• Given instruction: Read the listing and extract each line that includes the word "stazione".

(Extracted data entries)
** begin **

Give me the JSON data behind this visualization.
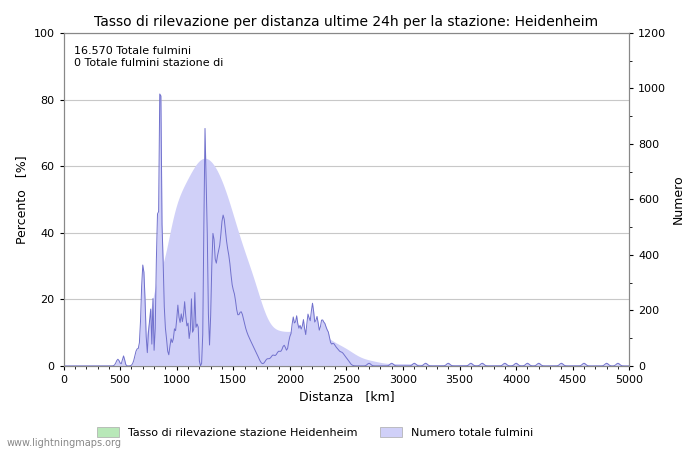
{
  "title": "Tasso di rilevazione per distanza ultime 24h per la stazione: Heidenheim",
  "xlabel": "Distanza   [km]",
  "ylabel_left": "Percento   [%]",
  "ylabel_right": "Numero",
  "annotation_line1": "16.570 Totale fulmini",
  "annotation_line2": "0 Totale fulmini stazione di",
  "xlim": [
    0,
    5000
  ],
  "ylim_left": [
    0,
    100
  ],
  "ylim_right": [
    0,
    1200
  ],
  "xticks": [
    0,
    500,
    1000,
    1500,
    2000,
    2500,
    3000,
    3500,
    4000,
    4500,
    5000
  ],
  "yticks_left": [
    0,
    20,
    40,
    60,
    80,
    100
  ],
  "yticks_right": [
    0,
    200,
    400,
    600,
    800,
    1000,
    1200
  ],
  "legend_label_green": "Tasso di rilevazione stazione Heidenheim",
  "legend_label_blue": "Numero totale fulmini",
  "watermark": "www.lightningmaps.org",
  "bg_color": "#ffffff",
  "grid_color": "#c8c8c8",
  "fill_blue_color": "#d0d0f8",
  "fill_blue_edge": "#7070cc",
  "fill_green_color": "#b8e8b8",
  "fill_green_edge": "#80b880",
  "title_fontsize": 10,
  "axis_fontsize": 9,
  "tick_fontsize": 8,
  "legend_fontsize": 8,
  "annotation_fontsize": 8
}
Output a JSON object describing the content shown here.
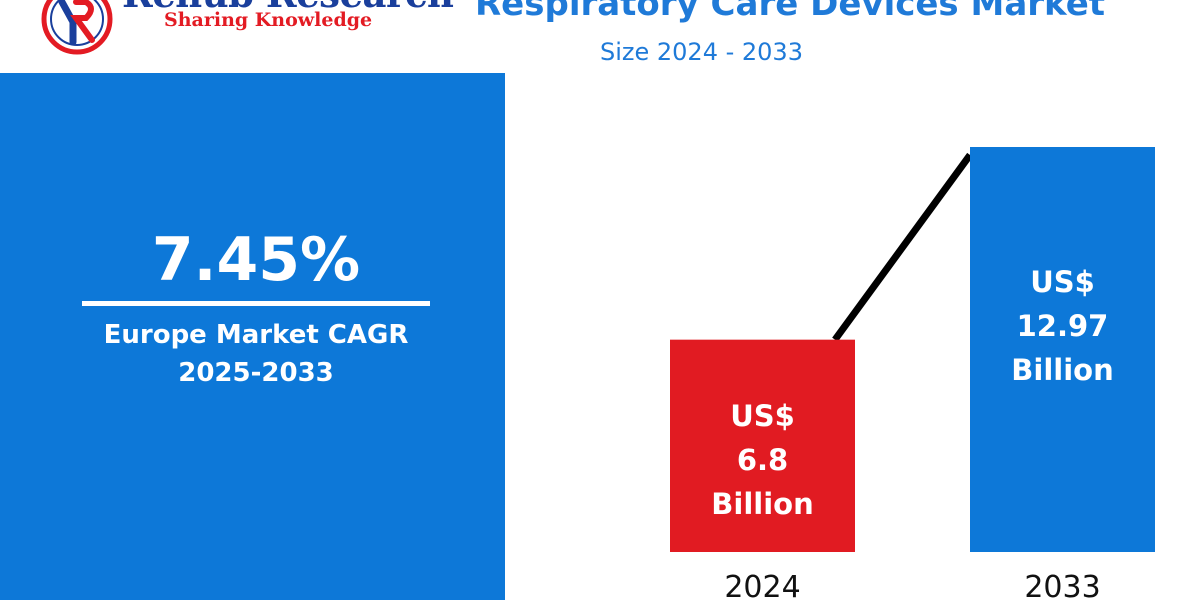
{
  "brand": {
    "name": "Renub Research",
    "tagline": "Sharing Knowledge",
    "colors": {
      "name": "#1a3f9c",
      "tagline": "#e31b23"
    }
  },
  "header": {
    "title": "Respiratory Care Devices Market",
    "subtitle": "Size 2024 - 2033"
  },
  "cagr": {
    "value": "7.45%",
    "label_line1": "Europe Market CAGR",
    "label_line2": "2025-2033",
    "panel_color": "#0d78d8"
  },
  "chart_data": {
    "type": "bar",
    "title": "Respiratory Care Devices Market",
    "subtitle": "Size 2024 - 2033",
    "categories": [
      "2024",
      "2033"
    ],
    "values": [
      6.8,
      12.97
    ],
    "unit": "US$ Billion",
    "ylim": [
      0,
      12.97
    ],
    "grid": false,
    "trend_line": true,
    "bars": [
      {
        "year": "2024",
        "value": 6.8,
        "color": "#e11b22",
        "label_line1": "US$",
        "label_line2": "6.8",
        "label_line3": "Billion"
      },
      {
        "year": "2033",
        "value": 12.97,
        "color": "#0d78d8",
        "label_line1": "US$",
        "label_line2": "12.97",
        "label_line3": "Billion"
      }
    ]
  }
}
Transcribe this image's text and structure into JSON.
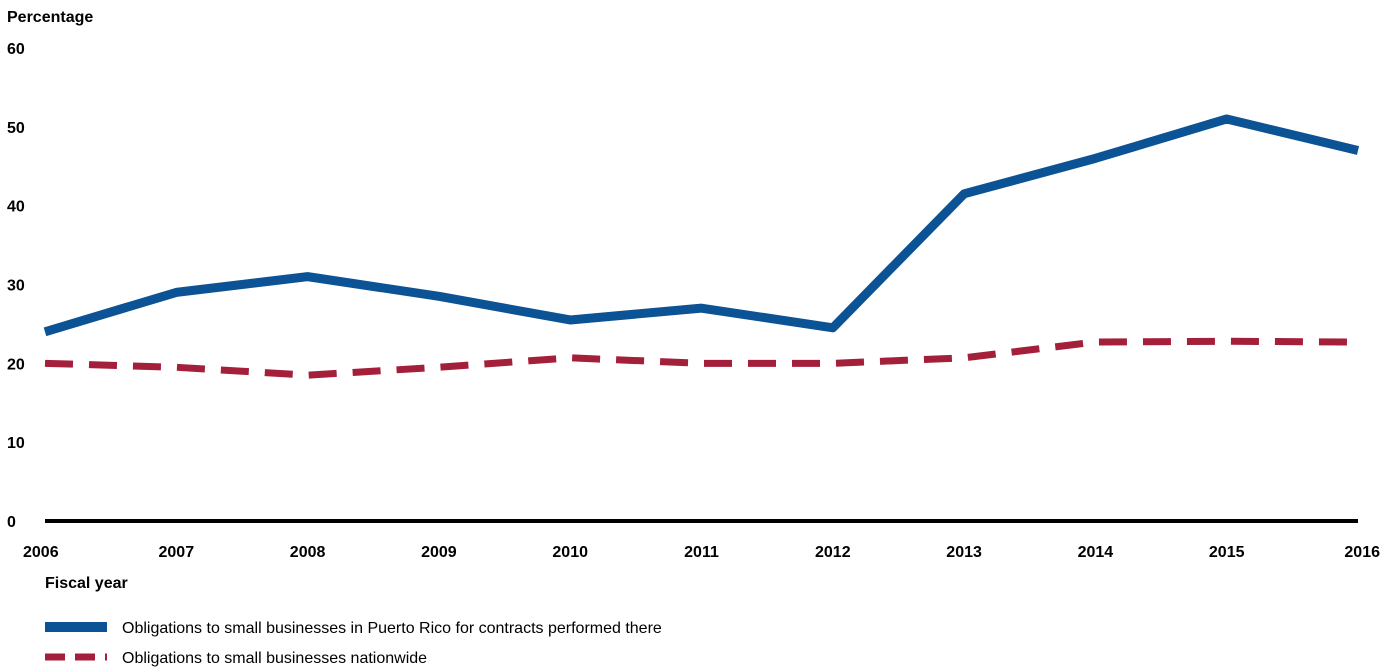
{
  "chart_data": {
    "type": "line",
    "title": "",
    "ylabel": "Percentage",
    "xlabel": "Fiscal year",
    "ylim": [
      0,
      60
    ],
    "yticks": [
      "0",
      "10",
      "20",
      "30",
      "40",
      "50",
      "60"
    ],
    "x": [
      "2006",
      "2007",
      "2008",
      "2009",
      "2010",
      "2011",
      "2012",
      "2013",
      "2014",
      "2015",
      "2016"
    ],
    "grid": false,
    "legend_position": "bottom-left",
    "series": [
      {
        "name": "Obligations to small businesses in Puerto Rico for contracts performed there",
        "values": [
          24,
          29,
          31,
          28.5,
          25.5,
          27,
          24.5,
          41.5,
          46,
          51,
          47
        ],
        "color": "#0b5394",
        "style": "solid"
      },
      {
        "name": "Obligations to small businesses nationwide",
        "values": [
          20,
          19.5,
          18.5,
          19.5,
          20.7,
          20,
          20,
          20.7,
          22.7,
          22.8,
          22.7
        ],
        "color": "#a31f3a",
        "style": "dashed"
      }
    ]
  }
}
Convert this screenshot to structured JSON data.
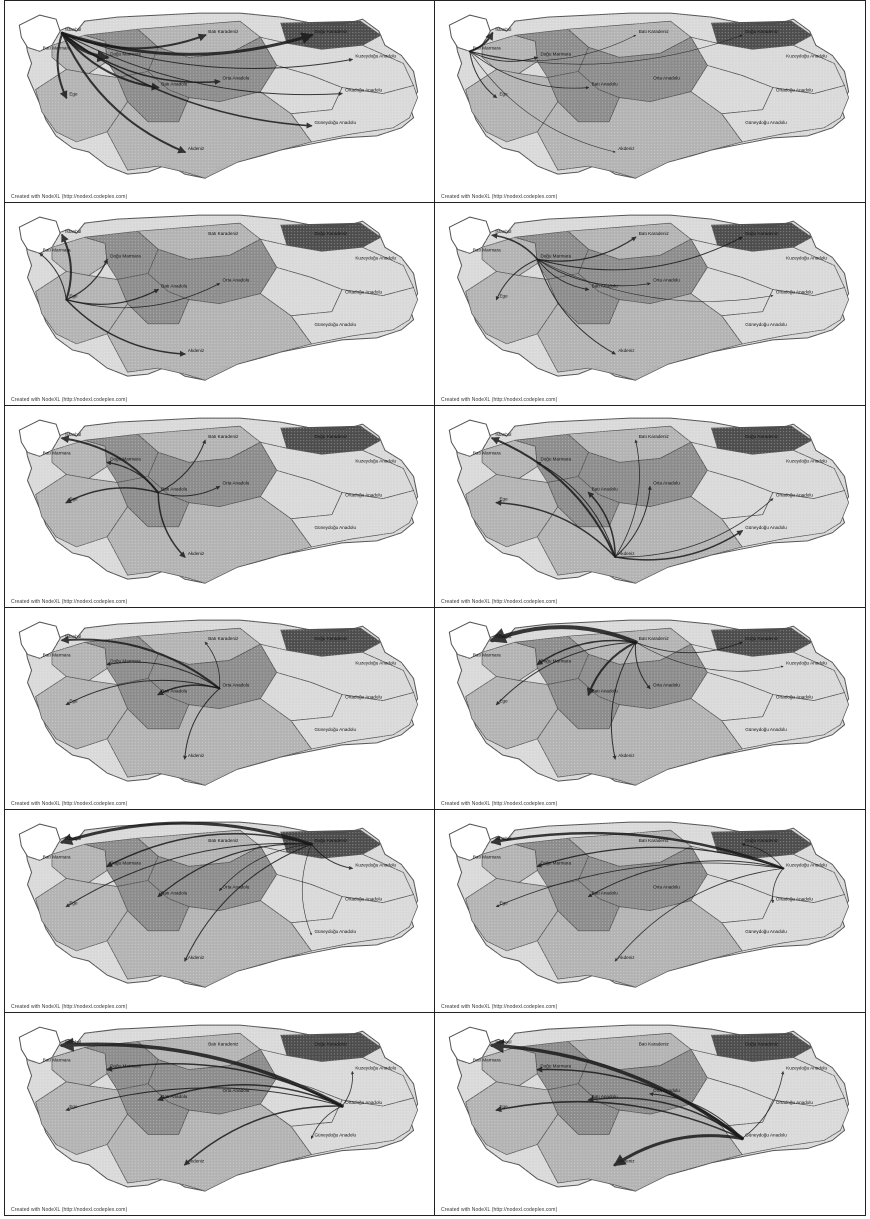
{
  "caption": "Created with NodeXL (http://nodexl.codeplex.com)",
  "colors": {
    "background": "#ffffff",
    "land_light": "#d9d9d9",
    "land_mid": "#b3b3b3",
    "land_dark": "#8c8c8c",
    "land_darkest": "#4d4d4d",
    "border": "#555555",
    "arrow": "#1a1a1a"
  },
  "region_labels": {
    "bati_marmara": "Batı Marmara",
    "istanbul": "İstanbul",
    "dogu_marmara": "Doğu Marmara",
    "ege": "Ege",
    "bati_anadolu": "Batı Anadolu",
    "akdeniz": "Akdeniz",
    "orta_anadolu": "Orta Anadolu",
    "bati_karadeniz": "Batı Karadeniz",
    "dogu_karadeniz": "Doğu Karadeniz",
    "kuzeydogu_anadolu": "Kuzeydoğu Anadolu",
    "ortadogu_anadolu": "Ortadoğu Anadolu",
    "guneydogu_anadolu": "Güneydoğu Anadolu"
  },
  "panels": [
    {
      "source": "istanbul",
      "flows": [
        {
          "to": "dogu_karadeniz",
          "w": 3
        },
        {
          "to": "bati_karadeniz",
          "w": 2
        },
        {
          "to": "dogu_marmara",
          "w": 3
        },
        {
          "to": "ege",
          "w": 2
        },
        {
          "to": "bati_anadolu",
          "w": 2
        },
        {
          "to": "akdeniz",
          "w": 2
        },
        {
          "to": "orta_anadolu",
          "w": 1.5
        },
        {
          "to": "guneydogu_anadolu",
          "w": 1.5
        },
        {
          "to": "kuzeydogu_anadolu",
          "w": 1
        },
        {
          "to": "ortadogu_anadolu",
          "w": 1
        }
      ]
    },
    {
      "source": "bati_marmara",
      "flows": [
        {
          "to": "istanbul",
          "w": 2
        },
        {
          "to": "dogu_marmara",
          "w": 1
        },
        {
          "to": "ege",
          "w": 1
        },
        {
          "to": "bati_anadolu",
          "w": 0.8
        },
        {
          "to": "akdeniz",
          "w": 0.6
        },
        {
          "to": "dogu_karadeniz",
          "w": 0.6
        },
        {
          "to": "bati_karadeniz",
          "w": 0.6
        }
      ]
    },
    {
      "source": "ege",
      "flows": [
        {
          "to": "istanbul",
          "w": 2
        },
        {
          "to": "bati_marmara",
          "w": 1
        },
        {
          "to": "dogu_marmara",
          "w": 1.2
        },
        {
          "to": "bati_anadolu",
          "w": 1.2
        },
        {
          "to": "akdeniz",
          "w": 1.5
        },
        {
          "to": "orta_anadolu",
          "w": 0.8
        }
      ]
    },
    {
      "source": "dogu_marmara",
      "flows": [
        {
          "to": "istanbul",
          "w": 1.5
        },
        {
          "to": "bati_karadeniz",
          "w": 1.2
        },
        {
          "to": "dogu_karadeniz",
          "w": 1
        },
        {
          "to": "ege",
          "w": 1
        },
        {
          "to": "bati_anadolu",
          "w": 1
        },
        {
          "to": "akdeniz",
          "w": 1
        },
        {
          "to": "orta_anadolu",
          "w": 0.8
        },
        {
          "to": "ortadogu_anadolu",
          "w": 0.6
        }
      ]
    },
    {
      "source": "bati_anadolu",
      "flows": [
        {
          "to": "istanbul",
          "w": 2
        },
        {
          "to": "ege",
          "w": 1.5
        },
        {
          "to": "dogu_marmara",
          "w": 1.2
        },
        {
          "to": "bati_karadeniz",
          "w": 1
        },
        {
          "to": "akdeniz",
          "w": 1.5
        },
        {
          "to": "orta_anadolu",
          "w": 1
        }
      ]
    },
    {
      "source": "akdeniz",
      "flows": [
        {
          "to": "istanbul",
          "w": 2
        },
        {
          "to": "ege",
          "w": 1.5
        },
        {
          "to": "bati_anadolu",
          "w": 1.5
        },
        {
          "to": "dogu_marmara",
          "w": 1
        },
        {
          "to": "orta_anadolu",
          "w": 1
        },
        {
          "to": "bati_karadeniz",
          "w": 0.8
        },
        {
          "to": "guneydogu_anadolu",
          "w": 1.5
        },
        {
          "to": "ortadogu_anadolu",
          "w": 0.8
        }
      ]
    },
    {
      "source": "orta_anadolu",
      "flows": [
        {
          "to": "istanbul",
          "w": 2
        },
        {
          "to": "bati_anadolu",
          "w": 1.5
        },
        {
          "to": "ege",
          "w": 1
        },
        {
          "to": "dogu_marmara",
          "w": 1
        },
        {
          "to": "akdeniz",
          "w": 1
        },
        {
          "to": "bati_karadeniz",
          "w": 0.8
        }
      ]
    },
    {
      "source": "bati_karadeniz",
      "flows": [
        {
          "to": "istanbul",
          "w": 4
        },
        {
          "to": "dogu_marmara",
          "w": 1.5
        },
        {
          "to": "bati_anadolu",
          "w": 2
        },
        {
          "to": "ege",
          "w": 1
        },
        {
          "to": "akdeniz",
          "w": 1
        },
        {
          "to": "orta_anadolu",
          "w": 1
        },
        {
          "to": "dogu_karadeniz",
          "w": 0.8
        },
        {
          "to": "kuzeydogu_anadolu",
          "w": 0.6
        }
      ]
    },
    {
      "source": "dogu_karadeniz",
      "flows": [
        {
          "to": "istanbul",
          "w": 3
        },
        {
          "to": "dogu_marmara",
          "w": 1.5
        },
        {
          "to": "bati_anadolu",
          "w": 1.2
        },
        {
          "to": "ege",
          "w": 1
        },
        {
          "to": "akdeniz",
          "w": 1
        },
        {
          "to": "kuzeydogu_anadolu",
          "w": 1
        },
        {
          "to": "orta_anadolu",
          "w": 0.8
        },
        {
          "to": "guneydogu_anadolu",
          "w": 0.6
        }
      ]
    },
    {
      "source": "kuzeydogu_anadolu",
      "flows": [
        {
          "to": "istanbul",
          "w": 2.5
        },
        {
          "to": "dogu_marmara",
          "w": 1.2
        },
        {
          "to": "bati_anadolu",
          "w": 1
        },
        {
          "to": "ege",
          "w": 0.8
        },
        {
          "to": "akdeniz",
          "w": 0.8
        },
        {
          "to": "dogu_karadeniz",
          "w": 0.8
        },
        {
          "to": "ortadogu_anadolu",
          "w": 0.8
        }
      ]
    },
    {
      "source": "ortadogu_anadolu",
      "flows": [
        {
          "to": "istanbul",
          "w": 3.5
        },
        {
          "to": "dogu_marmara",
          "w": 1.5
        },
        {
          "to": "bati_anadolu",
          "w": 1.5
        },
        {
          "to": "ege",
          "w": 1
        },
        {
          "to": "akdeniz",
          "w": 1.5
        },
        {
          "to": "kuzeydogu_anadolu",
          "w": 0.8
        },
        {
          "to": "guneydogu_anadolu",
          "w": 0.8
        }
      ]
    },
    {
      "source": "guneydogu_anadolu",
      "flows": [
        {
          "to": "istanbul",
          "w": 3.5
        },
        {
          "to": "ege",
          "w": 1.5
        },
        {
          "to": "akdeniz",
          "w": 3
        },
        {
          "to": "bati_anadolu",
          "w": 1.5
        },
        {
          "to": "dogu_marmara",
          "w": 1.5
        },
        {
          "to": "orta_anadolu",
          "w": 1
        },
        {
          "to": "kuzeydogu_anadolu",
          "w": 0.8
        }
      ]
    }
  ]
}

** end **

• Output:
  "title": "Tasso di rilevazione per distanza ultime 24h per la stazione: Heidenheim",
  "annotation_line2": "0 Totale fulmini stazione di",
  "legend_label_green": "Tasso di rilevazione stazione Heidenheim",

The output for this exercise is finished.